The configuration bit is only needed if clang changes behaviour, which is a separate question.
I'd also argue that new third party extensions need an API call to register new extensions in order to get a working pragma mechanism.

Can you explain this please?

Even if an extension only adds access new functions, pragma should control if user functions with conflicting names are legal or not.

for example, a program can implement function new_func, which gets later added to an extension. since the program doesn't know about the new extension it doesn't use #pragma new_extension:enable and continues to work correctly.

This is absolutely not how it works or what the pragma currently does or even can do. If you want such a thing to work you need to introduce a concept of a namespace into OpenCL C, so every extension is implemented as a separate namespace to avoid name clushing. I do acknowledge however that it would be extremly useful and convenient but it is not how C parsers work. And I imagine it is not trivial to extend this but probably not impossible.

https://godbolt.org/z/d8c5fb

If you look at this example the function from the extension have already been added into the list the symbal tables. The pragma doesn't undo or remove them or make them invisible. There is no machnism to do this easily and the proper solution would be to use namespaces but it is only available in C++.

If the new extension exposes new_func unconditionally, the program breaks, because it doesn't check for a macro that didn't exist at the time it was written.
more recent programs can use ifdef to either use new_func provided by the extension, or implement a custom version.

Yes, this is the intent of defining the extension macros.

I didn't find much about embedded program behavior in full profile implementation in the specs.
It only says that "embedded profile is a subset" which imo implies that legal embedded profile programs should work correctly in a full profile implementation.
This implies that cles_* pragmas should continue to work even if the behavior is always supported.

If there is no proper specification for this I think adding it to clang contradict the development policy http://clang.llvm.org/get_involved.html

A specification: The specification must be sufficient to understand the design of the feature as well as interpret the meaning of specific examples. The specification should be detailed enough that another compiler vendor could implement the feature.

Are you suggesting to leave this out? However I don't see any evidence that this require either macro or pragma. I feel this is in rather incomplete state. So I don't feel we can accomodate for all of these.

"incomplete specification" is imo a good reason to drop support for an extension. My argument is that explanation of legacy extensions should rely on the spec that introduced them, rather than the current 2.x/3.x which does an arguably poor job on backward compatibility.

Ok, the idea is not to break backwards compatibility of course. For the extensions that intended to modify language (but never did) if we look from upstream clang user's perspective those extensions couldn't possibly be used to do anything useful. It is of course possible that in some forks the functionality has been completed but then they can easily update the implementation to include the extension definition back. This is very small change compared to the actual extension functionality.

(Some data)
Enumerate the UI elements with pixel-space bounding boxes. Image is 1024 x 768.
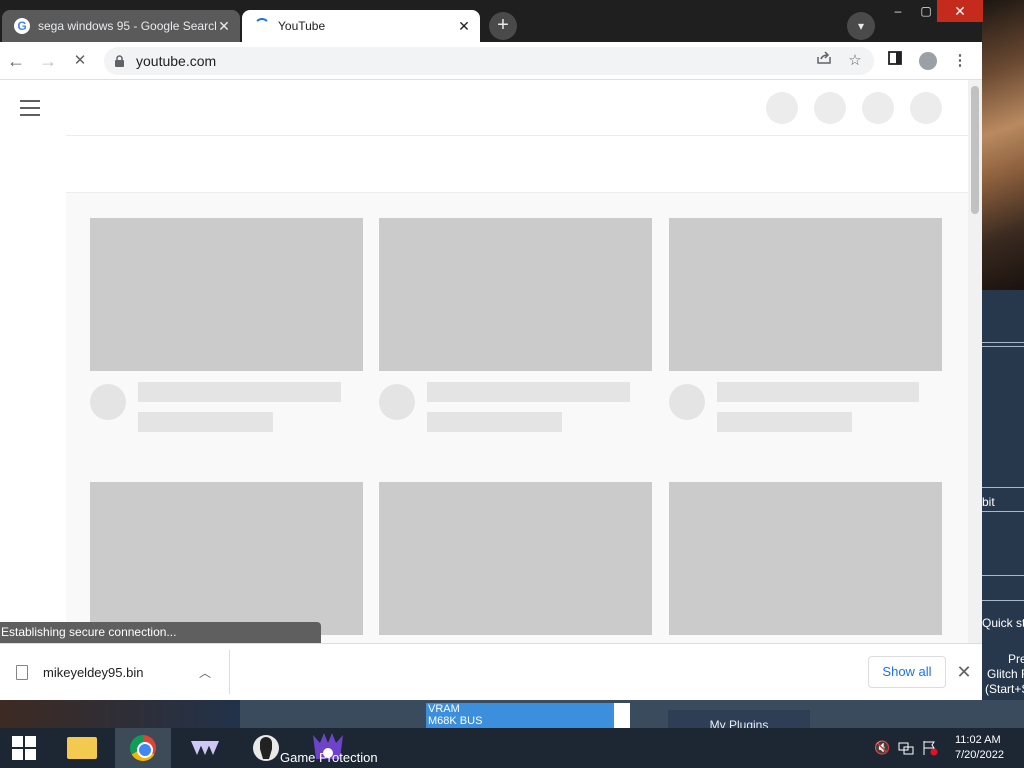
video-thumbnail-placeholder[interactable]	[669, 482, 942, 635]
tab-search-button[interactable]: ▾	[847, 12, 875, 40]
vram-label: VRAM	[428, 703, 460, 715]
browser-window: G sega windows 95 - Google Search ✕ YouT…	[0, 0, 983, 700]
download-file-name: mikeyeldey95.bin	[43, 664, 144, 680]
header-placeholder-circle	[814, 92, 846, 124]
loading-spinner-icon	[254, 18, 270, 34]
forward-button[interactable]: →	[37, 50, 59, 72]
header-placeholder-circle	[910, 92, 942, 124]
bg-label-pre: Pre	[1008, 652, 1024, 666]
m68k-bus-label: M68K BUS	[428, 715, 483, 727]
page-scrollbar[interactable]	[968, 80, 982, 643]
scrollbar-thumb[interactable]	[971, 86, 979, 214]
start-button[interactable]	[0, 728, 48, 768]
downloads-bar: mikeyeldey95.bin ︿ Show all ✕	[0, 643, 982, 700]
video-thumbnail-placeholder[interactable]	[379, 218, 652, 371]
header-placeholder-circle	[862, 92, 894, 124]
network-icon[interactable]	[898, 740, 914, 759]
new-tab-button[interactable]: +	[489, 12, 517, 40]
title-placeholder	[717, 382, 919, 402]
status-bubble: Establishing secure connection...	[0, 622, 321, 643]
download-item[interactable]: mikeyeldey95.bin ︿	[0, 650, 230, 694]
triangle-logo-icon	[191, 741, 219, 755]
file-icon	[16, 664, 28, 680]
lock-icon	[114, 55, 126, 67]
background-strip	[614, 703, 630, 728]
channel-avatar-placeholder	[669, 384, 705, 420]
video-thumbnail-placeholder[interactable]	[669, 218, 942, 371]
page-viewport	[0, 80, 968, 643]
bookmark-star-icon[interactable]: ☆	[845, 51, 865, 71]
bg-label-bit: bit	[982, 495, 995, 509]
show-all-button[interactable]: Show all	[868, 656, 946, 688]
video-thumbnail-placeholder[interactable]	[90, 482, 363, 635]
profile-avatar[interactable]	[918, 51, 938, 71]
hamburger-menu-icon[interactable]	[20, 100, 40, 116]
channel-avatar-placeholder	[379, 384, 415, 420]
meta-placeholder	[138, 412, 273, 432]
back-button[interactable]: ←	[5, 50, 27, 72]
close-tab-icon[interactable]: ✕	[216, 18, 232, 34]
chrome-menu-icon[interactable]: ⋮	[950, 51, 970, 71]
channel-avatar-placeholder	[90, 384, 126, 420]
bg-label-glitch: Glitch F	[987, 667, 1024, 681]
chevron-up-icon[interactable]: ︿	[193, 664, 217, 681]
video-thumbnail-placeholder[interactable]	[90, 218, 363, 371]
title-placeholder	[138, 382, 341, 402]
tab-youtube[interactable]: YouTube ✕	[242, 10, 480, 42]
tab-title: YouTube	[278, 19, 326, 33]
address-bar[interactable]: youtube.com	[104, 47, 874, 75]
minimize-button[interactable]: –	[883, 0, 913, 22]
video-thumbnail-placeholder[interactable]	[379, 482, 652, 635]
stop-loading-button[interactable]: ✕	[69, 50, 91, 72]
bg-label-start-s: (Start+S	[985, 682, 1024, 696]
close-tab-icon[interactable]: ✕	[456, 18, 472, 34]
vram-panel: VRAM M68K BUS	[426, 703, 614, 728]
meta-placeholder	[717, 412, 852, 432]
tab-google-search[interactable]: G sega windows 95 - Google Search ✕	[2, 10, 240, 42]
browser-toolbar: ← → ✕ youtube.com ☆ ⋮	[0, 42, 982, 80]
windows-logo-icon	[12, 736, 36, 760]
video-grid-skeleton	[66, 193, 968, 643]
chrome-icon	[130, 735, 156, 761]
side-panel-icon[interactable]	[885, 51, 905, 71]
tab-title: sega windows 95 - Google Search	[38, 19, 216, 33]
clock-date: 7/20/2022	[955, 749, 1004, 761]
chrome-taskbar-button[interactable]	[115, 728, 171, 768]
desktop-wallpaper	[980, 0, 1024, 290]
tab-strip: G sega windows 95 - Google Search ✕ YouT…	[0, 0, 983, 42]
meta-placeholder	[427, 412, 562, 432]
chip-bar-placeholder	[66, 135, 968, 193]
clock-time: 11:02 AM	[955, 734, 1001, 746]
taskbar	[0, 728, 1024, 768]
close-window-button[interactable]: ✕	[937, 0, 983, 22]
close-downloads-bar-icon[interactable]: ✕	[954, 660, 974, 684]
masked-figure-icon	[253, 735, 279, 761]
action-center-flag-icon[interactable]	[922, 740, 938, 759]
google-g-icon: G	[14, 18, 30, 34]
folder-icon	[67, 737, 97, 759]
share-icon[interactable]	[814, 51, 834, 71]
address-url: youtube.com	[136, 53, 217, 69]
app-taskbar-button[interactable]	[177, 728, 233, 768]
bg-label-quick-start: Quick sta	[982, 616, 1024, 630]
game-protection-label: Game Protection	[280, 750, 378, 765]
system-clock[interactable]: 11:02 AM 7/20/2022	[955, 733, 1004, 763]
header-placeholder-circle	[766, 92, 798, 124]
volume-muted-icon[interactable]: 🔇	[874, 740, 890, 756]
title-placeholder	[427, 382, 630, 402]
background-app-window: bit Quick sta Pre Glitch F (Start+S	[980, 290, 1024, 728]
file-explorer-button[interactable]	[54, 728, 110, 768]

Problems and tasks
A: From the discussion of OpenCL extension pragmas above, reproduce everything from "I didn't find" down to "implement the feature.".
B: Carry on the discussion of OpenCL extension pragmas in clang from the point where it stops.

Solved tasks
A:
I didn't find much about embedded program behavior in full profile implementation in the specs.
It only says that "embedded profile is a subset" which imo implies that legal embedded profile programs should work correctly in a full profile implementation.
This implies that cles_* pragmas should continue to work even if the behavior is always supported.

If there is no proper specification for this I think adding it to clang contradict the development policy http://clang.llvm.org/get_involved.html

A specification: The specification must be sufficient to understand the design of the feature as well as interpret the meaning of specific examples. The specification should be detailed enough that another compiler vendor could implement the feature.

B:
I am ok to leave the extensions that could hypotetically modify the language out of this patch for now. Perhaps we could add a comment explaining that they are unused and only left for backwards compatibility. In a long term we need to find some ways to remove the legacy that doesn't bring any benefit to the community. Maybe I will write another RFC and ask vendors to reply in the mainling list if they use those and plan to either complete the functionality upstream or remove them.

I'd phrase it differently. extensions that modify the language should be included even if clang decides not to implement given language modification.

Why do we need to add what we don't implement? I don't think this complies to the clang development policy either as we don't support incomplete implementations.

I think it's perfectly fine to always allow dereferencing of char/short types, as long as correctly written CL1.0 programs that use #pragma OPENCL cl_khr_byte_addressable_store: enable don't produce extra errors/warnings.
Full profile is a superset of embedded profile so the cles_* behaviours should be available and #pragma should work as well.

This would suggest that there should be a list of no-op extensions that are only present for backward/embedded compatibility and don't change behaviour since the extended version of language behaviour is always supported.

What do the extensions do? If they do nothing why do they need to be in clang? Once again if anyone needs to define a macro, this can be done outside of clang code base. OpenCLExtensions.def is not meant to be used for adding the macros as it does a lot more than this. Using OpenCLExtensions.def for only for adding a macro is a hack to me.

note that my concerns are purely wrt. spec wording and intentions. Given that ocl didn't see wider use until later versions, such legacy applications might not exist.

I disagree on that there are more OpenCL 1.x conformant devices than OpenCL 2.x. You can see by the adoption list.

feel free to reject them as purely academic, but the point is that changes in this revision break backward compatibility (which is always a maintenance burden).

I think we already agreed earlier to leave certain extensions in for now but add a comment to address this later. See:

I am ok to leave the extensions that could hypotetically modify the language out of this patch for now. Perhaps we could add a comment explaining that they are unused and only left for backwards compatibility. In a long term we need to find some ways to remove the legacy that doesn't bring any benefit to the community. Maybe I will write another RFC and ask vendors to reply in the mainling list if they use those and plan to either complete the functionality upstream or remove them.

Keep cl_khr_byte_addressable_store and cles_khr_int64 out of this PR. Add more details on the extensions being removed in the commit message.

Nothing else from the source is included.